• _Exercise instructions_:
Copy the data from the line with "cloud-point [510,1148,528,1166]" to the line with "cloud-point [847,956,865,974]" without any changes.

==========

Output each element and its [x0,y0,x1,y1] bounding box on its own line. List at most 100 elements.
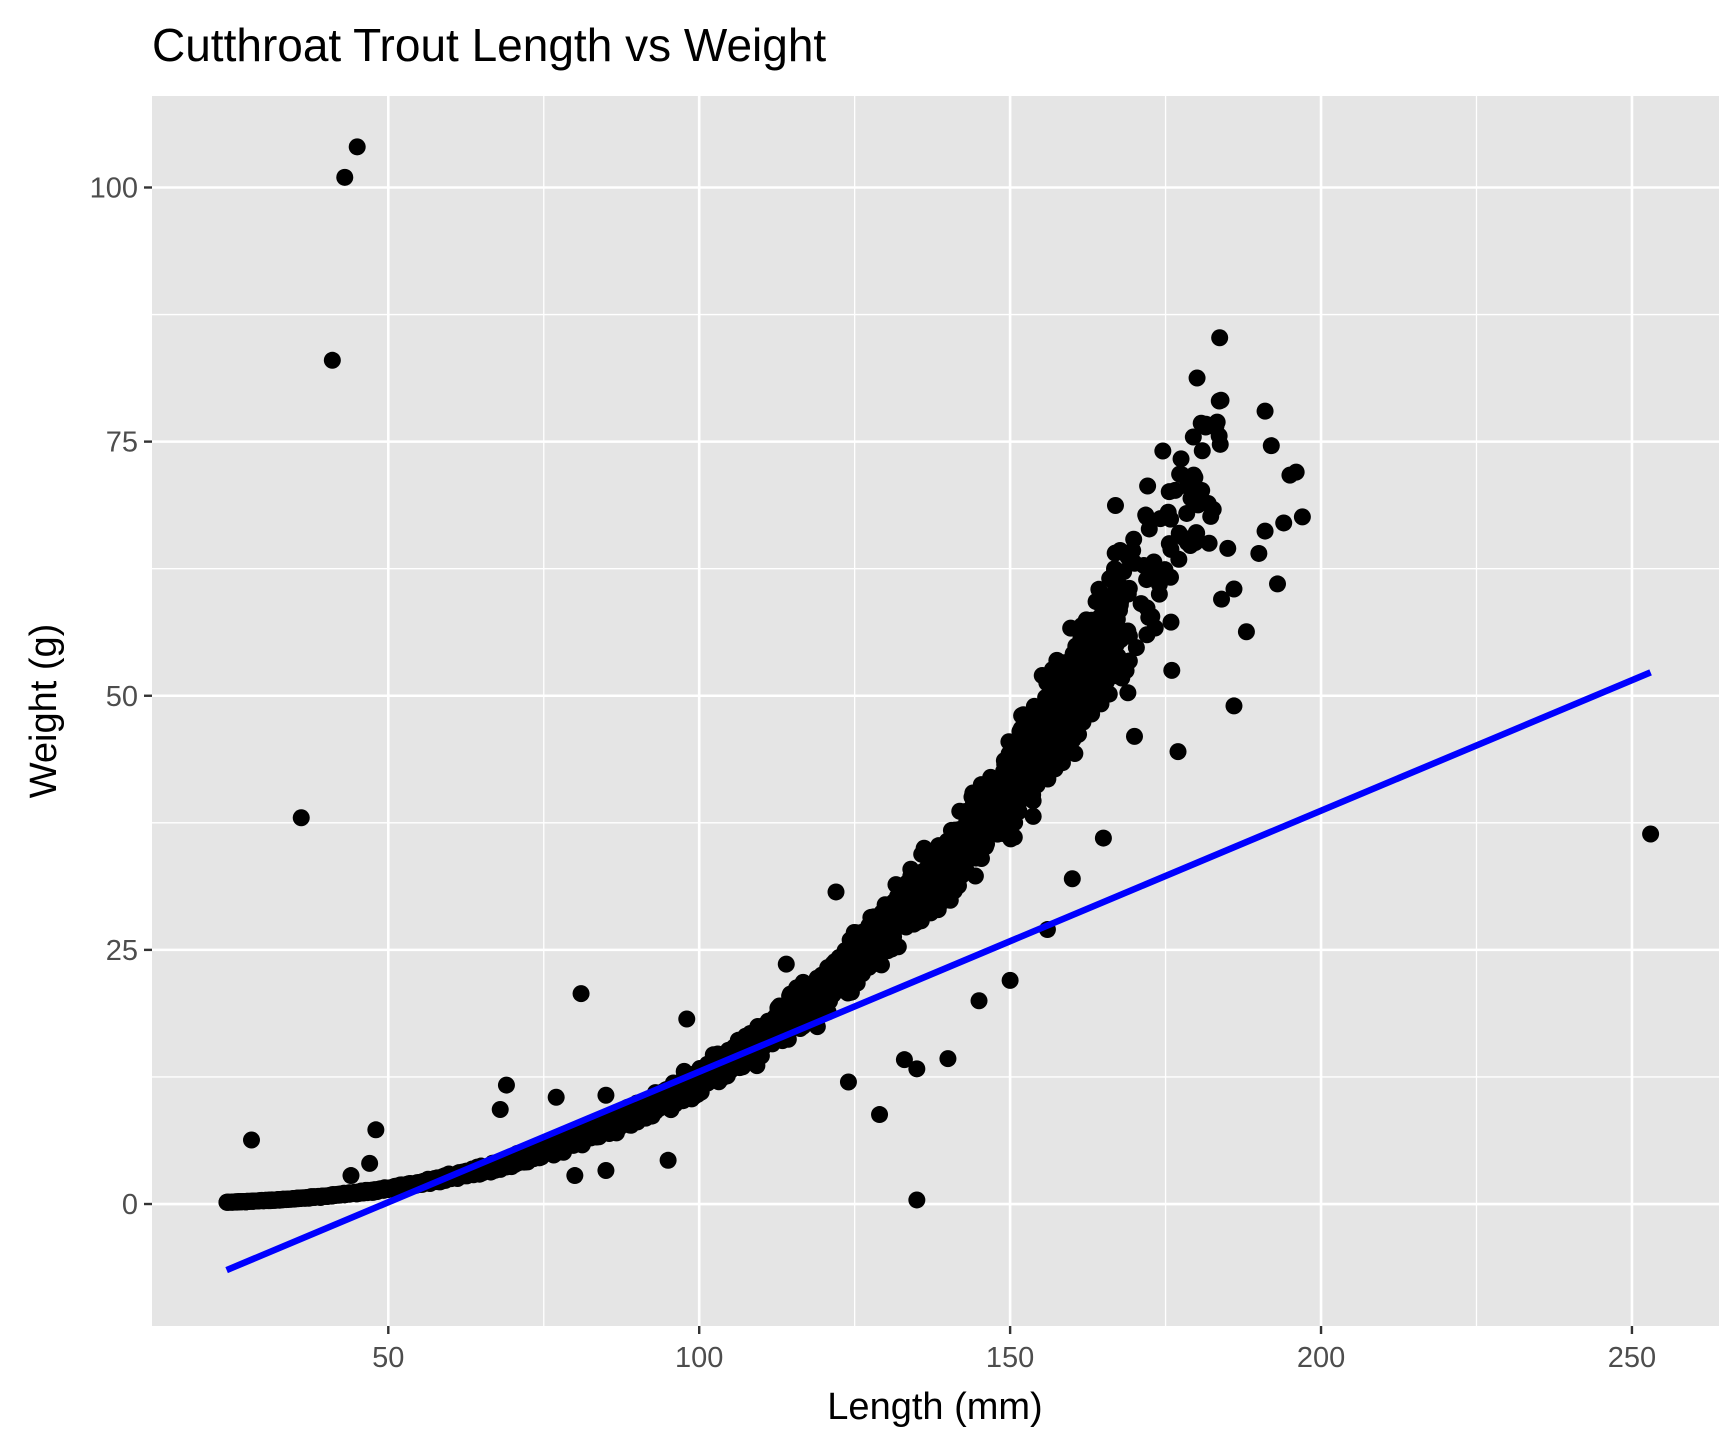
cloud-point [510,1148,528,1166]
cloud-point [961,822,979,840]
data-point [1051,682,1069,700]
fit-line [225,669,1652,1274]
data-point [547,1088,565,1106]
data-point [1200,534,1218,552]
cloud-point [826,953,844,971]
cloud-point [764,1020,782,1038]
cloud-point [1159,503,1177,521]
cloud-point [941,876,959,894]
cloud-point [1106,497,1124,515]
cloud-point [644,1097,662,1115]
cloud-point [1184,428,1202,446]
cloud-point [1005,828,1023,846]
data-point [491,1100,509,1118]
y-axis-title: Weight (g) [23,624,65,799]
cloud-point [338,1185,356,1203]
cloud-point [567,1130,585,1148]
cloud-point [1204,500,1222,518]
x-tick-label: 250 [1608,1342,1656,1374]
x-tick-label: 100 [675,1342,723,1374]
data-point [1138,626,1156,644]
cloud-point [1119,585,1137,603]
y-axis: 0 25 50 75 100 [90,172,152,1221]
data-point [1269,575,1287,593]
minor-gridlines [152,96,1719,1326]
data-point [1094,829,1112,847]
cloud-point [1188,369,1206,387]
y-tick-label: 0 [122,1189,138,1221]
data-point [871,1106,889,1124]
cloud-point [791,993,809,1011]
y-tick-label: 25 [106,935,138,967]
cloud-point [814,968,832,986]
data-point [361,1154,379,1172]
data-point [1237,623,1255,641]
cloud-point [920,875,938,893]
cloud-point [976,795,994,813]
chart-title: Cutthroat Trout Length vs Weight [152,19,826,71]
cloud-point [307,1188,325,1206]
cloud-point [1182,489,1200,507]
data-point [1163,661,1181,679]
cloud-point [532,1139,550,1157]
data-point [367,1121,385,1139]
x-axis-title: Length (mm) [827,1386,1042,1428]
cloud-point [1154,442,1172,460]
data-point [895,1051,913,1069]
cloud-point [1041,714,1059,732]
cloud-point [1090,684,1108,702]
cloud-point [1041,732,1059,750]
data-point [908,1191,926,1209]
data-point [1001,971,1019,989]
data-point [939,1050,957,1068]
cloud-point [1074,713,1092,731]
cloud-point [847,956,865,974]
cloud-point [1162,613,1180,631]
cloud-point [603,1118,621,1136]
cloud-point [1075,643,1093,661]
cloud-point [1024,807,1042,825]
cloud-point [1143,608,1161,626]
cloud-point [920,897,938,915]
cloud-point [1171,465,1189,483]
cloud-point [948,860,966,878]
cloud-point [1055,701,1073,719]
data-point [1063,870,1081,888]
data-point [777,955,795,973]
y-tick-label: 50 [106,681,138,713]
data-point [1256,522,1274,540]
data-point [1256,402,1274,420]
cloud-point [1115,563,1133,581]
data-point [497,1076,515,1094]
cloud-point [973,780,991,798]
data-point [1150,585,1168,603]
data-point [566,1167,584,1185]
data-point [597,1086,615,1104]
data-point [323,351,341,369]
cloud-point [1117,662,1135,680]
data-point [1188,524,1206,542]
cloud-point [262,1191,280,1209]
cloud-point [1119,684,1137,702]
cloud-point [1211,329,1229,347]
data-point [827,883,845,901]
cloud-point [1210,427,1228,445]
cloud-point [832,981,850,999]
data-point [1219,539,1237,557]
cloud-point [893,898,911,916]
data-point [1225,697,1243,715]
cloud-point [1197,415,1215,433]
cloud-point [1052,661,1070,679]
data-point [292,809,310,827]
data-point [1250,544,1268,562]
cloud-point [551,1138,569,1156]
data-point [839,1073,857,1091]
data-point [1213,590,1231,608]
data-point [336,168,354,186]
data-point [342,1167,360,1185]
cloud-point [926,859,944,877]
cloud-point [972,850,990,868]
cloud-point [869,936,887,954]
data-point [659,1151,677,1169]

==========

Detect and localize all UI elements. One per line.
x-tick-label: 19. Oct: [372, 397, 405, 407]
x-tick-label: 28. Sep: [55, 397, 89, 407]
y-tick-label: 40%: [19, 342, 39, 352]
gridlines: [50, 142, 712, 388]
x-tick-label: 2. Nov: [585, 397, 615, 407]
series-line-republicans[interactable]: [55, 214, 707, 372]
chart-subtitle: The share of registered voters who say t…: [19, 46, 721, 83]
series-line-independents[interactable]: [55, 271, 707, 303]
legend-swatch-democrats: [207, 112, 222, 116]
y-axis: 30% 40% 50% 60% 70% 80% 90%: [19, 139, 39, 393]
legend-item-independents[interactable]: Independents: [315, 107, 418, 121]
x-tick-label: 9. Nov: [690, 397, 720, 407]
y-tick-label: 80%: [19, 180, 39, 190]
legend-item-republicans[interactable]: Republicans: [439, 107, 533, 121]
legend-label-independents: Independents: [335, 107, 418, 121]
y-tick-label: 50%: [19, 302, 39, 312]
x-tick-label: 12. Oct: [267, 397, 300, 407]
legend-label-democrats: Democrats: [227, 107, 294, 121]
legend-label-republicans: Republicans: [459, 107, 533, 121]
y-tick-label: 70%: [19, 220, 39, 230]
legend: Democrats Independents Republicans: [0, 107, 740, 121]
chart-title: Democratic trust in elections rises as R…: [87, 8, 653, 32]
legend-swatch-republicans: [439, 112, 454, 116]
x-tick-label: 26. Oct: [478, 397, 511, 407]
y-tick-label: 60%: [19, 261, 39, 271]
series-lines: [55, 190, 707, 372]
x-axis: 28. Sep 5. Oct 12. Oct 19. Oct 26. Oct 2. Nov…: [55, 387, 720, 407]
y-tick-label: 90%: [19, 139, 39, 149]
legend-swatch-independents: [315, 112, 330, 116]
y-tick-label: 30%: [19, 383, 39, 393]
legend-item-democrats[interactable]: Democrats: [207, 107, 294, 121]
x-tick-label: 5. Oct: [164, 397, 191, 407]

==========

• _Result_:
cloud-point [510,1148,528,1166]
cloud-point [961,822,979,840]
data-point [1051,682,1069,700]
fit-line [225,669,1652,1274]
data-point [547,1088,565,1106]
data-point [1200,534,1218,552]
cloud-point [826,953,844,971]
cloud-point [764,1020,782,1038]
cloud-point [1159,503,1177,521]
cloud-point [941,876,959,894]
cloud-point [1106,497,1124,515]
cloud-point [644,1097,662,1115]
cloud-point [1184,428,1202,446]
cloud-point [1005,828,1023,846]
data-point [491,1100,509,1118]
y-axis-title: Weight (g) [23,624,65,799]
cloud-point [338,1185,356,1203]
cloud-point [567,1130,585,1148]
cloud-point [1204,500,1222,518]
x-tick-label: 250 [1608,1342,1656,1374]
x-tick-label: 100 [675,1342,723,1374]
data-point [1138,626,1156,644]
cloud-point [1119,585,1137,603]
y-axis: 0 25 50 75 100 [90,172,152,1221]
data-point [1269,575,1287,593]
minor-gridlines [152,96,1719,1326]
data-point [1094,829,1112,847]
cloud-point [1188,369,1206,387]
y-tick-label: 0 [122,1189,138,1221]
data-point [871,1106,889,1124]
cloud-point [791,993,809,1011]
y-tick-label: 25 [106,935,138,967]
cloud-point [814,968,832,986]
data-point [361,1154,379,1172]
data-point [1237,623,1255,641]
cloud-point [920,875,938,893]
cloud-point [976,795,994,813]
chart-title: Cutthroat Trout Length vs Weight [152,19,826,71]
cloud-point [307,1188,325,1206]
cloud-point [1182,489,1200,507]
data-point [1163,661,1181,679]
cloud-point [532,1139,550,1157]
data-point [367,1121,385,1139]
x-axis-title: Length (mm) [827,1386,1042,1428]
cloud-point [1154,442,1172,460]
data-point [895,1051,913,1069]
cloud-point [1041,714,1059,732]
cloud-point [1090,684,1108,702]
cloud-point [1041,732,1059,750]
data-point [908,1191,926,1209]
data-point [1001,971,1019,989]
data-point [939,1050,957,1068]
cloud-point [1074,713,1092,731]
cloud-point [847,956,865,974]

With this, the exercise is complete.